Aim of the exercise:
Present the following entries again, word for word and in full.

BEGIN Records for this exercise

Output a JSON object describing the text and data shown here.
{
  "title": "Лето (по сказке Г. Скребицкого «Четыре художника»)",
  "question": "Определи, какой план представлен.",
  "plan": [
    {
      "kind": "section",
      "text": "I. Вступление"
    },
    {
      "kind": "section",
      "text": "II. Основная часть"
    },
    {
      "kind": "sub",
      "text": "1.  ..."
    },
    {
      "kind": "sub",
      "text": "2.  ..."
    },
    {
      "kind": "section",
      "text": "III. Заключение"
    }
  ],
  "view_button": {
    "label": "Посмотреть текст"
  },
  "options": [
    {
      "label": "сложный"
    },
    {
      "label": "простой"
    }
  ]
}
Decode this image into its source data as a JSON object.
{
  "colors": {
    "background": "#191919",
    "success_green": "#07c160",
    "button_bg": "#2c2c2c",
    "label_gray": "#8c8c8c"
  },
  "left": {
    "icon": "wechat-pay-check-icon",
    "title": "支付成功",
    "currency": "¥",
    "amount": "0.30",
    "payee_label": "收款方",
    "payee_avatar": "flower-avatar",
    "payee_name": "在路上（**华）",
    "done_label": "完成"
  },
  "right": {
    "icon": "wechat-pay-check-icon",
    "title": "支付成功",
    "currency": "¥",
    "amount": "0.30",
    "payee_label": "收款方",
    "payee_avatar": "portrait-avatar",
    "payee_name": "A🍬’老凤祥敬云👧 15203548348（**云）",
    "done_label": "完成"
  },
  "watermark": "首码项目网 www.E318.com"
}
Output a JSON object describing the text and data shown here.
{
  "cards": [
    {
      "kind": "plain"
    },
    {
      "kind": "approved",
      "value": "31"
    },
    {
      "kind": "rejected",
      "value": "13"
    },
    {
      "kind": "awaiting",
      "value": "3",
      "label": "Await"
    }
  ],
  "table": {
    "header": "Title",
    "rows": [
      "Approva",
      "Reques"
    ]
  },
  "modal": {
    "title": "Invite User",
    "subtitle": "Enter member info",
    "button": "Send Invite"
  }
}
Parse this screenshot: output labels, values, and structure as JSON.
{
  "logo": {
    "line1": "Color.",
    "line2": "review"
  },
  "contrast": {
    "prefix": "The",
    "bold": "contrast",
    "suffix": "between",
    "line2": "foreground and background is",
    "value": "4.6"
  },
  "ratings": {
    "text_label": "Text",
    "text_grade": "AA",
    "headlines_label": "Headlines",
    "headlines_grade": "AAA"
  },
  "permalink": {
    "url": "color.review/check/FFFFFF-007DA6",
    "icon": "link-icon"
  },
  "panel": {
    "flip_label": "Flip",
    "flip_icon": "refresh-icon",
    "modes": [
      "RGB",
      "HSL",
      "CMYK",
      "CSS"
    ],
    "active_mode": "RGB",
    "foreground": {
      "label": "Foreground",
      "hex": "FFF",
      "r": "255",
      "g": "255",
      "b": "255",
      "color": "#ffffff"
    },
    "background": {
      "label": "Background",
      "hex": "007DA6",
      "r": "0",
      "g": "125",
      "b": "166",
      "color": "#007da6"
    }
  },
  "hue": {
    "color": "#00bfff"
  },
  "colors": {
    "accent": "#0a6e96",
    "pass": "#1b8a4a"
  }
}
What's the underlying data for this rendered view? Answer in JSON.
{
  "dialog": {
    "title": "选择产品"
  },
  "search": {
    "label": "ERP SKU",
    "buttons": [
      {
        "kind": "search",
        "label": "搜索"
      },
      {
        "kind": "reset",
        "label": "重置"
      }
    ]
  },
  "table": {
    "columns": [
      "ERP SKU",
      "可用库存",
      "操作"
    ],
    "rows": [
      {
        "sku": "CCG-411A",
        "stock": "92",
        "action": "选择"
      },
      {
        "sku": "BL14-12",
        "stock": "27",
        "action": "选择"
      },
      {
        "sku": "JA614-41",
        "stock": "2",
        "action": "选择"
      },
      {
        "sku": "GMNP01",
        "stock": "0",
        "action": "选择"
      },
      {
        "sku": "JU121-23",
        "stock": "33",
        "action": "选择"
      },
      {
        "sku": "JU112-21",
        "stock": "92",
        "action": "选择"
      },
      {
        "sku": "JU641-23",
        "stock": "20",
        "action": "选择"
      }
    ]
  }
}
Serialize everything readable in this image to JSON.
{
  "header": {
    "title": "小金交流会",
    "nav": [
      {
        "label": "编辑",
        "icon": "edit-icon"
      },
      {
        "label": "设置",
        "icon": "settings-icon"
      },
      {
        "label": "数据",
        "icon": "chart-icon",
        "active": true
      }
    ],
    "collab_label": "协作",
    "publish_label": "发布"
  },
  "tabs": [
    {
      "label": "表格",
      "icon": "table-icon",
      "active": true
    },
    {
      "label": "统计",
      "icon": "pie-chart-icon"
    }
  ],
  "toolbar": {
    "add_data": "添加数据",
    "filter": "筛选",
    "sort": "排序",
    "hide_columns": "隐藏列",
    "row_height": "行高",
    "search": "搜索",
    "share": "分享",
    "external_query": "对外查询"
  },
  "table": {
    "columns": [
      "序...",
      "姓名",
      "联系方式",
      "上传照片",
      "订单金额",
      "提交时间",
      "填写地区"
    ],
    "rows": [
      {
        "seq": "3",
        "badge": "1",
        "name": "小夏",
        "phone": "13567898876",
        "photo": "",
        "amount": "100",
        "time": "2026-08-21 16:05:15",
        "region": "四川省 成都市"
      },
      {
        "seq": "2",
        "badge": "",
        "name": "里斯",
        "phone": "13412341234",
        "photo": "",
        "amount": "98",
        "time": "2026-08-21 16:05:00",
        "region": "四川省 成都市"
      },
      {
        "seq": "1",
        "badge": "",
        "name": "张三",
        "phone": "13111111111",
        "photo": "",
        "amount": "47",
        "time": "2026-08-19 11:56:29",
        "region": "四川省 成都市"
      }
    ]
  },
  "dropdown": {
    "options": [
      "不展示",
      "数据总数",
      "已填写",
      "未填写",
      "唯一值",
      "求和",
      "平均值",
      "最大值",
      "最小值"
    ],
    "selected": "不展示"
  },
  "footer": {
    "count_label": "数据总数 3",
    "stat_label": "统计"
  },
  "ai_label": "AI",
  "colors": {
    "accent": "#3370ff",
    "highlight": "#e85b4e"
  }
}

END Records for this exercise

Exercise answer:
Output a JSON object describing the text and data shown here.
{
  "title": "Лето (по сказке Г. Скребицкого «Четыре художника»)",
  "question": "Определи, какой план представлен.",
  "plan": [
    {
      "kind": "section",
      "text": "I. Вступление"
    },
    {
      "kind": "section",
      "text": "II. Основная часть"
    },
    {
      "kind": "sub",
      "text": "1.  ..."
    },
    {
      "kind": "sub",
      "text": "2.  ..."
    },
    {
      "kind": "section",
      "text": "III. Заключение"
    }
  ],
  "view_button": {
    "label": "Посмотреть текст"
  },
  "options": [
    {
      "label": "сложный"
    },
    {
      "label": "простой"
    }
  ]
}
Decode this image into its source data as a JSON object.
{
  "colors": {
    "background": "#191919",
    "success_green": "#07c160",
    "button_bg": "#2c2c2c",
    "label_gray": "#8c8c8c"
  },
  "left": {
    "icon": "wechat-pay-check-icon",
    "title": "支付成功",
    "currency": "¥",
    "amount": "0.30",
    "payee_label": "收款方",
    "payee_avatar": "flower-avatar",
    "payee_name": "在路上（**华）",
    "done_label": "完成"
  },
  "right": {
    "icon": "wechat-pay-check-icon",
    "title": "支付成功",
    "currency": "¥",
    "amount": "0.30",
    "payee_label": "收款方",
    "payee_avatar": "portrait-avatar",
    "payee_name": "A🍬’老凤祥敬云👧 15203548348（**云）",
    "done_label": "完成"
  },
  "watermark": "首码项目网 www.E318.com"
}
Output a JSON object describing the text and data shown here.
{
  "cards": [
    {
      "kind": "plain"
    },
    {
      "kind": "approved",
      "value": "31"
    },
    {
      "kind": "rejected",
      "value": "13"
    },
    {
      "kind": "awaiting",
      "value": "3",
      "label": "Await"
    }
  ],
  "table": {
    "header": "Title",
    "rows": [
      "Approva",
      "Reques"
    ]
  },
  "modal": {
    "title": "Invite User",
    "subtitle": "Enter member info",
    "button": "Send Invite"
  }
}
Parse this screenshot: output labels, values, and structure as JSON.
{
  "logo": {
    "line1": "Color.",
    "line2": "review"
  },
  "contrast": {
    "prefix": "The",
    "bold": "contrast",
    "suffix": "between",
    "line2": "foreground and background is",
    "value": "4.6"
  },
  "ratings": {
    "text_label": "Text",
    "text_grade": "AA",
    "headlines_label": "Headlines",
    "headlines_grade": "AAA"
  },
  "permalink": {
    "url": "color.review/check/FFFFFF-007DA6",
    "icon": "link-icon"
  },
  "panel": {
    "flip_label": "Flip",
    "flip_icon": "refresh-icon",
    "modes": [
      "RGB",
      "HSL",
      "CMYK",
      "CSS"
    ],
    "active_mode": "RGB",
    "foreground": {
      "label": "Foreground",
      "hex": "FFF",
      "r": "255",
      "g": "255",
      "b": "255",
      "color": "#ffffff"
    },
    "background": {
      "label": "Background",
      "hex": "007DA6",
      "r": "0",
      "g": "125",
      "b": "166",
      "color": "#007da6"
    }
  },
  "hue": {
    "color": "#00bfff"
  },
  "colors": {
    "accent": "#0a6e96",
    "pass": "#1b8a4a"
  }
}
What's the underlying data for this rendered view? Answer in JSON.
{
  "dialog": {
    "title": "选择产品"
  },
  "search": {
    "label": "ERP SKU",
    "buttons": [
      {
        "kind": "search",
        "label": "搜索"
      },
      {
        "kind": "reset",
        "label": "重置"
      }
    ]
  },
  "table": {
    "columns": [
      "ERP SKU",
      "可用库存",
      "操作"
    ],
    "rows": [
      {
        "sku": "CCG-411A",
        "stock": "92",
        "action": "选择"
      },
      {
        "sku": "BL14-12",
        "stock": "27",
        "action": "选择"
      },
      {
        "sku": "JA614-41",
        "stock": "2",
        "action": "选择"
      },
      {
        "sku": "GMNP01",
        "stock": "0",
        "action": "选择"
      },
      {
        "sku": "JU121-23",
        "stock": "33",
        "action": "选择"
      },
      {
        "sku": "JU112-21",
        "stock": "92",
        "action": "选择"
      },
      {
        "sku": "JU641-23",
        "stock": "20",
        "action": "选择"
      }
    ]
  }
}
Serialize everything readable in this image to JSON.
{
  "header": {
    "title": "小金交流会",
    "nav": [
      {
        "label": "编辑",
        "icon": "edit-icon"
      },
      {
        "label": "设置",
        "icon": "settings-icon"
      },
      {
        "label": "数据",
        "icon": "chart-icon",
        "active": true
      }
    ],
    "collab_label": "协作",
    "publish_label": "发布"
  },
  "tabs": [
    {
      "label": "表格",
      "icon": "table-icon",
      "active": true
    },
    {
      "label": "统计",
      "icon": "pie-chart-icon"
    }
  ],
  "toolbar": {
    "add_data": "添加数据",
    "filter": "筛选",
    "sort": "排序",
    "hide_columns": "隐藏列",
    "row_height": "行高",
    "search": "搜索",
    "share": "分享",
    "external_query": "对外查询"
  },
  "table": {
    "columns": [
      "序...",
      "姓名",
      "联系方式",
      "上传照片",
      "订单金额",
      "提交时间",
      "填写地区"
    ],
    "rows": [
      {
        "seq": "3",
        "badge": "1",
        "name": "小夏",
        "phone": "13567898876",
        "photo": "",
        "amount": "100",
        "time": "2026-08-21 16:05:15",
        "region": "四川省 成都市"
      },
      {
        "seq": "2",
        "badge": "",
        "name": "里斯",
        "phone": "13412341234",
        "photo": "",
        "amount": "98",
        "time": "2026-08-21 16:05:00",
        "region": "四川省 成都市"
      },
      {
        "seq": "1",
        "badge": "",
        "name": "张三",
        "phone": "13111111111",
        "photo": "",
        "amount": "47",
        "time": "2026-08-19 11:56:29",
        "region": "四川省 成都市"
      }
    ]
  },
  "dropdown": {
    "options": [
      "不展示",
      "数据总数",
      "已填写",
      "未填写",
      "唯一值",
      "求和",
      "平均值",
      "最大值",
      "最小值"
    ],
    "selected": "不展示"
  },
  "footer": {
    "count_label": "数据总数 3",
    "stat_label": "统计"
  },
  "ai_label": "AI",
  "colors": {
    "accent": "#3370ff",
    "highlight": "#e85b4e"
  }
}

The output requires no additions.